>> BEGIN Records for the task

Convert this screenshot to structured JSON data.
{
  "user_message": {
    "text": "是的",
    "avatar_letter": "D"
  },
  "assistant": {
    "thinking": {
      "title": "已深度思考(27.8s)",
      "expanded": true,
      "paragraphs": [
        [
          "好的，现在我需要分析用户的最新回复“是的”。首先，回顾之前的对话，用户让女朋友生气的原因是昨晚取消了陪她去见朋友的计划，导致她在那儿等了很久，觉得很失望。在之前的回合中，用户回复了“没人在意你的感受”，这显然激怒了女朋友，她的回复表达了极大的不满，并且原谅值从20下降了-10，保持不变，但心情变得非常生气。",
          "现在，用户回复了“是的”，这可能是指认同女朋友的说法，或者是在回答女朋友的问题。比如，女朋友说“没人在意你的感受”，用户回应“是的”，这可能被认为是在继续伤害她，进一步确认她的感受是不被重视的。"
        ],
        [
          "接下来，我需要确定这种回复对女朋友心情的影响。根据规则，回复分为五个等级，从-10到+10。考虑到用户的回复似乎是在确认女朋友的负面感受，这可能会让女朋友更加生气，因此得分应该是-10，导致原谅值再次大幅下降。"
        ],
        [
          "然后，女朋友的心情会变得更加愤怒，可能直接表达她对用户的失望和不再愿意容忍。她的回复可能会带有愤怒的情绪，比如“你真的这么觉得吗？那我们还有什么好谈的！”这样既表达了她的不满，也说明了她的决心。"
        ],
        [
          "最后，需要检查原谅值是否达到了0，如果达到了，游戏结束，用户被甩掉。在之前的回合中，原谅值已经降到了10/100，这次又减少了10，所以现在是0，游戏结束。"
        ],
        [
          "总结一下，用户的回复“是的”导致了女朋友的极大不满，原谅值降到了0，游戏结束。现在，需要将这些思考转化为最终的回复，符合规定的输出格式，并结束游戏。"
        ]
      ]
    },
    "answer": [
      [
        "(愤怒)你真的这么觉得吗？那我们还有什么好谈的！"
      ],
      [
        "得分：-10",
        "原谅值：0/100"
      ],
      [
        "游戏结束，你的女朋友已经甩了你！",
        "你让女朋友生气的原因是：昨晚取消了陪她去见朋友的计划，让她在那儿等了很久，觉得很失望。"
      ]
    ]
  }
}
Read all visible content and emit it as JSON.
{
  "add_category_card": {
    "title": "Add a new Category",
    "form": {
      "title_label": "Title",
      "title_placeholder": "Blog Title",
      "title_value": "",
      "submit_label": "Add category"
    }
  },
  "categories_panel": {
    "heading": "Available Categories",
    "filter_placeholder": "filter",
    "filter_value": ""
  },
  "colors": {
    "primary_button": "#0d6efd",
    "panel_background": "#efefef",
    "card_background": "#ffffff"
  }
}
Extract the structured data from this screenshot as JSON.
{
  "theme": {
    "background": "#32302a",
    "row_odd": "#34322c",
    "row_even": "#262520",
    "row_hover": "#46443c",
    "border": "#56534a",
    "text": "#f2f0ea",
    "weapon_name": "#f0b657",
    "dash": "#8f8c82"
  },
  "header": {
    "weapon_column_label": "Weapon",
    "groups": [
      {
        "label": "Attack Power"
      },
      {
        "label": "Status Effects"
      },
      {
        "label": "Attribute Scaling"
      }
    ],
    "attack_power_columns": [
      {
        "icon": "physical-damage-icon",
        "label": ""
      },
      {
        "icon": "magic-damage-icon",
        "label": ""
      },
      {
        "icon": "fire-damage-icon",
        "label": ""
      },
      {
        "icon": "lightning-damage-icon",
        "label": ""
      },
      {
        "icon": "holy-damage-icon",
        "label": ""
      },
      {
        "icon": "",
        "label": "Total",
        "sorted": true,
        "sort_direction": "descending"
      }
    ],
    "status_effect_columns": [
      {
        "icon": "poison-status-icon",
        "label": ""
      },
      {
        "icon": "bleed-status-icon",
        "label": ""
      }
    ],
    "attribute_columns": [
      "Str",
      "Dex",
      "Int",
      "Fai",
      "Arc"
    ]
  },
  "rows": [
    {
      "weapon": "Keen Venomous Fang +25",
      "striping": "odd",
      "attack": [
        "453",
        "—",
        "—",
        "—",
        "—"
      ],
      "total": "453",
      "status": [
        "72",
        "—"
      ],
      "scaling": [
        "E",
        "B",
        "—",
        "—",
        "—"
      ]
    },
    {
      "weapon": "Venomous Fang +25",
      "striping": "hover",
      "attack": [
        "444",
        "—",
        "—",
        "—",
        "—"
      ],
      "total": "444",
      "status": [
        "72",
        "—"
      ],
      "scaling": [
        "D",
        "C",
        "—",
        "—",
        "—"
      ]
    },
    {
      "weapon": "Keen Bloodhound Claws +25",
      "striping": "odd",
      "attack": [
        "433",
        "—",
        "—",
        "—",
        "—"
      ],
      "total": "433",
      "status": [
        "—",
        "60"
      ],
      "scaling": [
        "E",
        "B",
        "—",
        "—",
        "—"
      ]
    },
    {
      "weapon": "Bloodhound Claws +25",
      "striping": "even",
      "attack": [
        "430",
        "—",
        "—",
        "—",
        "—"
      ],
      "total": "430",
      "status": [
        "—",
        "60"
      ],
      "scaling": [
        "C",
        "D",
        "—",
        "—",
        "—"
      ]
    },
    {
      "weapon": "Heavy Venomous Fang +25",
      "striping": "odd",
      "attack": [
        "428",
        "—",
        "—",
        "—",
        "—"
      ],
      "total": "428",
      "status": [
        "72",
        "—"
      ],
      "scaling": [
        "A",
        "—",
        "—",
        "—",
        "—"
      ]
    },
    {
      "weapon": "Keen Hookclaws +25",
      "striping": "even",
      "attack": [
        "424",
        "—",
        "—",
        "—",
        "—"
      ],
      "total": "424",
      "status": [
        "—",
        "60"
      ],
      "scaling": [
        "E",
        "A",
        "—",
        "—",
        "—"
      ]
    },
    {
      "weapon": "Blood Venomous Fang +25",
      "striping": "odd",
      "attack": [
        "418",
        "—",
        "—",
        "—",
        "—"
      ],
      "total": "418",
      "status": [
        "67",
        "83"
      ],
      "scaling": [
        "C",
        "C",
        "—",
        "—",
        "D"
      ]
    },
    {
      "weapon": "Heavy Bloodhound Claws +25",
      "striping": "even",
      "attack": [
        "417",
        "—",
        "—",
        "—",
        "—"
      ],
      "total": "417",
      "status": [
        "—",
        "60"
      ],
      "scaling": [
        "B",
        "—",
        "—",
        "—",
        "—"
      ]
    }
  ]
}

>> END Records for the task

◆ **Exercise requirements**:
Every record above should be copied exactly.

◆ **Solved problem**:
Convert this screenshot to structured JSON data.
{
  "user_message": {
    "text": "是的",
    "avatar_letter": "D"
  },
  "assistant": {
    "thinking": {
      "title": "已深度思考(27.8s)",
      "expanded": true,
      "paragraphs": [
        [
          "好的，现在我需要分析用户的最新回复“是的”。首先，回顾之前的对话，用户让女朋友生气的原因是昨晚取消了陪她去见朋友的计划，导致她在那儿等了很久，觉得很失望。在之前的回合中，用户回复了“没人在意你的感受”，这显然激怒了女朋友，她的回复表达了极大的不满，并且原谅值从20下降了-10，保持不变，但心情变得非常生气。",
          "现在，用户回复了“是的”，这可能是指认同女朋友的说法，或者是在回答女朋友的问题。比如，女朋友说“没人在意你的感受”，用户回应“是的”，这可能被认为是在继续伤害她，进一步确认她的感受是不被重视的。"
        ],
        [
          "接下来，我需要确定这种回复对女朋友心情的影响。根据规则，回复分为五个等级，从-10到+10。考虑到用户的回复似乎是在确认女朋友的负面感受，这可能会让女朋友更加生气，因此得分应该是-10，导致原谅值再次大幅下降。"
        ],
        [
          "然后，女朋友的心情会变得更加愤怒，可能直接表达她对用户的失望和不再愿意容忍。她的回复可能会带有愤怒的情绪，比如“你真的这么觉得吗？那我们还有什么好谈的！”这样既表达了她的不满，也说明了她的决心。"
        ],
        [
          "最后，需要检查原谅值是否达到了0，如果达到了，游戏结束，用户被甩掉。在之前的回合中，原谅值已经降到了10/100，这次又减少了10，所以现在是0，游戏结束。"
        ],
        [
          "总结一下，用户的回复“是的”导致了女朋友的极大不满，原谅值降到了0，游戏结束。现在，需要将这些思考转化为最终的回复，符合规定的输出格式，并结束游戏。"
        ]
      ]
    },
    "answer": [
      [
        "(愤怒)你真的这么觉得吗？那我们还有什么好谈的！"
      ],
      [
        "得分：-10",
        "原谅值：0/100"
      ],
      [
        "游戏结束，你的女朋友已经甩了你！",
        "你让女朋友生气的原因是：昨晚取消了陪她去见朋友的计划，让她在那儿等了很久，觉得很失望。"
      ]
    ]
  }
}
Read all visible content and emit it as JSON.
{
  "add_category_card": {
    "title": "Add a new Category",
    "form": {
      "title_label": "Title",
      "title_placeholder": "Blog Title",
      "title_value": "",
      "submit_label": "Add category"
    }
  },
  "categories_panel": {
    "heading": "Available Categories",
    "filter_placeholder": "filter",
    "filter_value": ""
  },
  "colors": {
    "primary_button": "#0d6efd",
    "panel_background": "#efefef",
    "card_background": "#ffffff"
  }
}
Extract the structured data from this screenshot as JSON.
{
  "theme": {
    "background": "#32302a",
    "row_odd": "#34322c",
    "row_even": "#262520",
    "row_hover": "#46443c",
    "border": "#56534a",
    "text": "#f2f0ea",
    "weapon_name": "#f0b657",
    "dash": "#8f8c82"
  },
  "header": {
    "weapon_column_label": "Weapon",
    "groups": [
      {
        "label": "Attack Power"
      },
      {
        "label": "Status Effects"
      },
      {
        "label": "Attribute Scaling"
      }
    ],
    "attack_power_columns": [
      {
        "icon": "physical-damage-icon",
        "label": ""
      },
      {
        "icon": "magic-damage-icon",
        "label": ""
      },
      {
        "icon": "fire-damage-icon",
        "label": ""
      },
      {
        "icon": "lightning-damage-icon",
        "label": ""
      },
      {
        "icon": "holy-damage-icon",
        "label": ""
      },
      {
        "icon": "",
        "label": "Total",
        "sorted": true,
        "sort_direction": "descending"
      }
    ],
    "status_effect_columns": [
      {
        "icon": "poison-status-icon",
        "label": ""
      },
      {
        "icon": "bleed-status-icon",
        "label": ""
      }
    ],
    "attribute_columns": [
      "Str",
      "Dex",
      "Int",
      "Fai",
      "Arc"
    ]
  },
  "rows": [
    {
      "weapon": "Keen Venomous Fang +25",
      "striping": "odd",
      "attack": [
        "453",
        "—",
        "—",
        "—",
        "—"
      ],
      "total": "453",
      "status": [
        "72",
        "—"
      ],
      "scaling": [
        "E",
        "B",
        "—",
        "—",
        "—"
      ]
    },
    {
      "weapon": "Venomous Fang +25",
      "striping": "hover",
      "attack": [
        "444",
        "—",
        "—",
        "—",
        "—"
      ],
      "total": "444",
      "status": [
        "72",
        "—"
      ],
      "scaling": [
        "D",
        "C",
        "—",
        "—",
        "—"
      ]
    },
    {
      "weapon": "Keen Bloodhound Claws +25",
      "striping": "odd",
      "attack": [
        "433",
        "—",
        "—",
        "—",
        "—"
      ],
      "total": "433",
      "status": [
        "—",
        "60"
      ],
      "scaling": [
        "E",
        "B",
        "—",
        "—",
        "—"
      ]
    },
    {
      "weapon": "Bloodhound Claws +25",
      "striping": "even",
      "attack": [
        "430",
        "—",
        "—",
        "—",
        "—"
      ],
      "total": "430",
      "status": [
        "—",
        "60"
      ],
      "scaling": [
        "C",
        "D",
        "—",
        "—",
        "—"
      ]
    },
    {
      "weapon": "Heavy Venomous Fang +25",
      "striping": "odd",
      "attack": [
        "428",
        "—",
        "—",
        "—",
        "—"
      ],
      "total": "428",
      "status": [
        "72",
        "—"
      ],
      "scaling": [
        "A",
        "—",
        "—",
        "—",
        "—"
      ]
    },
    {
      "weapon": "Keen Hookclaws +25",
      "striping": "even",
      "attack": [
        "424",
        "—",
        "—",
        "—",
        "—"
      ],
      "total": "424",
      "status": [
        "—",
        "60"
      ],
      "scaling": [
        "E",
        "A",
        "—",
        "—",
        "—"
      ]
    },
    {
      "weapon": "Blood Venomous Fang +25",
      "striping": "odd",
      "attack": [
        "418",
        "—",
        "—",
        "—",
        "—"
      ],
      "total": "418",
      "status": [
        "67",
        "83"
      ],
      "scaling": [
        "C",
        "C",
        "—",
        "—",
        "D"
      ]
    },
    {
      "weapon": "Heavy Bloodhound Claws +25",
      "striping": "even",
      "attack": [
        "417",
        "—",
        "—",
        "—",
        "—"
      ],
      "total": "417",
      "status": [
        "—",
        "60"
      ],
      "scaling": [
        "B",
        "—",
        "—",
        "—",
        "—"
      ]
    }
  ]
}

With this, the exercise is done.